■ WHAT YOU ARE ASKED TO DO ■
All entries must be repeated exactly; do not include the pictures.

[Data entries]
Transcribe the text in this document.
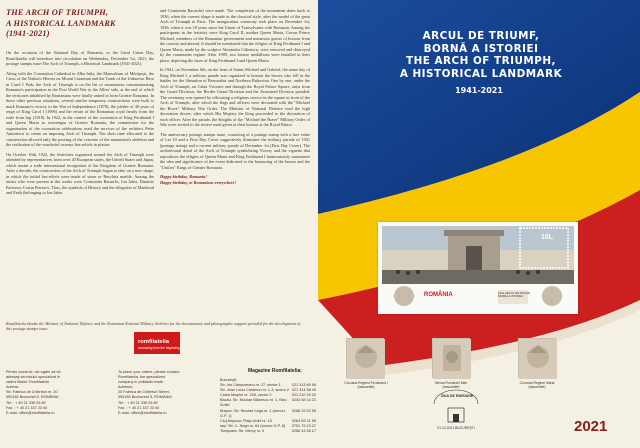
THE ARCH OF TRIUMPH,
A HISTORICAL LANDMARK
(1941-2021)

On the occasion of the National Day of Romania, or the Great Union Day, Romfilatelia will introduce into circulation on Wednesday, December 1st, 2021, the postage stamps issue The Arch of Triumph, a Historical Landmark (1941-2021).

Along with the Coronation Cathedral in Alba Iulia, the Mausoleum of Mărăşeşti, the Cross of the Nation's Heroes on Mount Caraiman and the Tomb of the Unknown Hero in Carol I Park, the Arch of Triumph is on the list of monuments commemorating Romania's participation in the First World War to the Allies' side, at the end of which the territories inhabited by Romanians were finally united to form Greater Romania. In those other previous situations, several similar temporary constructions were built to mark Romania's victory in the War of Independence (1878), the jubilee of 40 years of reign of King Carol I (1906) and the return of the Romanian royal family from the exile from Iaşi (1918). In 1922, in the context of the coronation of King Ferdinand I and Queen Maria as sovereigns of Greater Romania, the commission for the organization of the coronation celebrations used the services of the architect Petre Antonescu to create an imposing Arch of Triumph. The short time allocated to the construction allowed only the pouring of the concrete of the monument's skeleton and the realization of the wonderful exterior bas-reliefs in plaster.

On October 16th, 1922, the festivities organized around the Arch of Triumph were attended by representatives from over 20 European states, the United States and Japan, which meant a wide international recognition of the Kingdom of Greater Romania. After a decade, the construction of the Arch of Triumph began to take on a new shape, in which the initial bas-reliefs were made of stone or Ruschita marble. Among the artists who were present at the works were Constantin Baraschi, Ion Jalea, Dimitrie Paciurea, Costin Petrescu. Thus, the symbols of History and the allegories of Manhood and Faith (belonging to Ion Jalea

and Constantin Baraschi) were made. The completion of the monument dates back to 1936, when the current shape is made in the classical style, after the model of the great Arch of Triumph in Paris. The inauguration ceremony took place on December 1st, 1936, when it was 18 years since the Union of Transylvania with Romania. Among the participants in the festivity were King Carol II, mother Queen Maria, Crown Prince Michael, members of the Romanian government and numerous guests of honour from the country and abroad. It should be mentioned that the effigies of King Ferdinand I and Queen Maria, made by the sculptor Alexandru Călinescu, were removed and destroyed by the communist regime. After 1989, two bronze medallions were installed in their place, depicting the faces of King Ferdinand I and Queen Maria.

In 1941, on November 6th, on the feast of Saints Michael and Gabriel, the name day of King Michael I, a military parade was organized to honour the heroes who fell in the battles for the liberation of Bessarabia and Northern Bukovina. One by one, under the Arch of Triumph, on Calea Victoriei and through the Royal Palace Square, units from the Guard Division, the Border Guard Division and the Armoured Division paraded. The ceremony was opened by officiating a religious service in the square in front of the Arch of Triumph, after which the flags and officers were decorated with the "Michael the Brave" Military War Order. The Minister of National Defence read the high decoration decree, after which His Majesty the King proceeded to the decoration of each officer. After the parade, the Knights of the "Michael the Brave" Military Order of War were invited to the festive meal given in their honour at the Royal Palace.

The anniversary postage stamps issue, consisting of a postage stamp with a face value of Lei 10 and a First Day Cover suggestively illustrates the military parade of 1941 (postage stamp) and a current military parade of December 1st (First Day Cover). The architectural detail of the Arch of Triumph symbolizing Victory and the vignette that reproduces the effigies of Queen Maria and King Ferdinand I harmoniously summarize the idea and significance of the event dedicated to the honouring of the heroes and the "Unifier" Kings of Greater Romania.

Happy birthday, Romania!
Happy birthday, to Romanians everywhere!

Romfilatelia thanks the Ministry of National Defence and the Romanian National Military Archives for the documentary and photographic support provided for the development of this postage stamps issue.
romfilatelia
a knowing from the beginning
Pentru comenzi, vă rugăm să vă adresaţi serviciului specializat în cadrul filialei: Romfilatelia
Adresa:
Str. Fabrica de Chibrituri nr. 20
050183 București 5, ROMÂNIA
Tel. : + 40 21 336 93 82
Fax. : + 40 21 337 23 40
E-mail: office@romfilatelia.ro
To place your orders, please contact:
Romfilatelia, the specialized
company in philatelic trade.
Address:
20 Fabrica de Chibrituri Street,
050183 Bucharest 5, ROMANIA
Tel. : + 40 21 336 93 82
Fax. : + 40 21 337 23 40
E-mail: office@romfilatelia.ro
Magazine Romfilatelia:
Bucureşti:
Str. Ion Câmpineanu nr. 27, sector 1	021 313 89 96
Str. Jean Louis Calderon nr. 1-3, sector 2 021 314 58 49
Calea Moşilor nr. 208, sector 2	021 210 29 20
Bacău: Str. Nicolae Bălcescu nr. 1, Bloc Sofiei
0234 58 14 21
Braşov: Str. Nicolae Iorga nr. 1 (turnuri-O.P. 1)
0268 15 20 55
Cluj-Napoca: Piaţa Unirii nr. 13	0264 59 21 55
Iaşi: Str. C. Negri nr. 64 (turnuri-O.P. 8)	0751 79 23 07
Timişoara: Str. Mercy nr. 9	0256 43 46 17
ARCUL DE TRIUMF,
BORNĂ A ISTORIEI
THE ARCH OF TRIUMPH,
A HISTORICAL LANDMARK
1941-2021
ROMÂNIA
10L
1941 ARCUL DE TRIUMF, BORNĂ A ISTORIEI
Coroana Regelui Ferdinand I
(basorelief)
Stema României Mari
(basorelief)
Coroana Reginei Maria
(basorelief)
ZIUA DE EMISIUNE
01.12.2021 BUCUREŞTI	2021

■ COMPLETE OUTPUT ■
Transcribe the text in this document.
THE ARCH OF TRIUMPH,
A HISTORICAL LANDMARK
(1941-2021)

On the occasion of the National Day of Romania, or the Great Union Day, Romfilatelia will introduce into circulation on Wednesday, December 1st, 2021, the postage stamps issue The Arch of Triumph, a Historical Landmark (1941-2021).

Along with the Coronation Cathedral in Alba Iulia, the Mausoleum of Mărăşeşti, the Cross of the Nation's Heroes on Mount Caraiman and the Tomb of the Unknown Hero in Carol I Park, the Arch of Triumph is on the list of monuments commemorating Romania's participation in the First World War to the Allies' side, at the end of which the territories inhabited by Romanians were finally united to form Greater Romania. In those other previous situations, several similar temporary constructions were built to mark Romania's victory in the War of Independence (1878), the jubilee of 40 years of reign of King Carol I (1906) and the return of the Romanian royal family from the exile from Iaşi (1918). In 1922, in the context of the coronation of King Ferdinand I and Queen Maria as sovereigns of Greater Romania, the commission for the organization of the coronation celebrations used the services of the architect Petre Antonescu to create an imposing Arch of Triumph. The short time allocated to the construction allowed only the pouring of the concrete of the monument's skeleton and the realization of the wonderful exterior bas-reliefs in plaster.

On October 16th, 1922, the festivities organized around the Arch of Triumph were attended by representatives from over 20 European states, the United States and Japan, which meant a wide international recognition of the Kingdom of Greater Romania. After a decade, the construction of the Arch of Triumph began to take on a new shape, in which the initial bas-reliefs were made of stone or Ruschita marble. Among the artists who were present at the works were Constantin Baraschi, Ion Jalea, Dimitrie Paciurea, Costin Petrescu. Thus, the symbols of History and the allegories of Manhood and Faith (belonging to Ion Jalea

and Constantin Baraschi) were made. The completion of the monument dates back to 1936, when the current shape is made in the classical style, after the model of the great Arch of Triumph in Paris. The inauguration ceremony took place on December 1st, 1936, when it was 18 years since the Union of Transylvania with Romania. Among the participants in the festivity were King Carol II, mother Queen Maria, Crown Prince Michael, members of the Romanian government and numerous guests of honour from the country and abroad. It should be mentioned that the effigies of King Ferdinand I and Queen Maria, made by the sculptor Alexandru Călinescu, were removed and destroyed by the communist regime. After 1989, two bronze medallions were installed in their place, depicting the faces of King Ferdinand I and Queen Maria.

In 1941, on November 6th, on the feast of Saints Michael and Gabriel, the name day of King Michael I, a military parade was organized to honour the heroes who fell in the battles for the liberation of Bessarabia and Northern Bukovina. One by one, under the Arch of Triumph, on Calea Victoriei and through the Royal Palace Square, units from the Guard Division, the Border Guard Division and the Armoured Division paraded. The ceremony was opened by officiating a religious service in the square in front of the Arch of Triumph, after which the flags and officers were decorated with the "Michael the Brave" Military War Order. The Minister of National Defence read the high decoration decree, after which His Majesty the King proceeded to the decoration of each officer. After the parade, the Knights of the "Michael the Brave" Military Order of War were invited to the festive meal given in their honour at the Royal Palace.

The anniversary postage stamps issue, consisting of a postage stamp with a face value of Lei 10 and a First Day Cover suggestively illustrates the military parade of 1941 (postage stamp) and a current military parade of December 1st (First Day Cover). The architectural detail of the Arch of Triumph symbolizing Victory and the vignette that reproduces the effigies of Queen Maria and King Ferdinand I harmoniously summarize the idea and significance of the event dedicated to the honouring of the heroes and the "Unifier" Kings of Greater Romania.

Happy birthday, Romania!
Happy birthday, to Romanians everywhere!

Romfilatelia thanks the Ministry of National Defence and the Romanian National Military Archives for the documentary and photographic support provided for the development of this postage stamps issue.
romfilatelia
a knowing from the beginning
Pentru comenzi, vă rugăm să vă adresaţi serviciului specializat în cadrul filialei: Romfilatelia
Adresa:
Str. Fabrica de Chibrituri nr. 20
050183 București 5, ROMÂNIA
Tel. : + 40 21 336 93 82
Fax. : + 40 21 337 23 40
E-mail: office@romfilatelia.ro
To place your orders, please contact:
Romfilatelia, the specialized
company in philatelic trade.
Address:
20 Fabrica de Chibrituri Street,
050183 Bucharest 5, ROMANIA
Tel. : + 40 21 336 93 82
Fax. : + 40 21 337 23 40
E-mail: office@romfilatelia.ro
Magazine Romfilatelia:
Bucureşti:
Str. Ion Câmpineanu nr. 27, sector 1	021 313 89 96
Str. Jean Louis Calderon nr. 1-3, sector 2 021 314 58 49
Calea Moşilor nr. 208, sector 2	021 210 29 20
Bacău: Str. Nicolae Bălcescu nr. 1, Bloc Sofiei
0234 58 14 21
Braşov: Str. Nicolae Iorga nr. 1 (turnuri-O.P. 1)
0268 15 20 55
Cluj-Napoca: Piaţa Unirii nr. 13	0264 59 21 55
Iaşi: Str. C. Negri nr. 64 (turnuri-O.P. 8)	0751 79 23 07
Timişoara: Str. Mercy nr. 9	0256 43 46 17
ARCUL DE TRIUMF,
BORNĂ A ISTORIEI
THE ARCH OF TRIUMPH,
A HISTORICAL LANDMARK
1941-2021
ROMÂNIA
10L
1941 ARCUL DE TRIUMF, BORNĂ A ISTORIEI
Coroana Regelui Ferdinand I
(basorelief)
Stema României Mari
(basorelief)
Coroana Reginei Maria
(basorelief)
ZIUA DE EMISIUNE
01.12.2021 BUCUREŞTI	2021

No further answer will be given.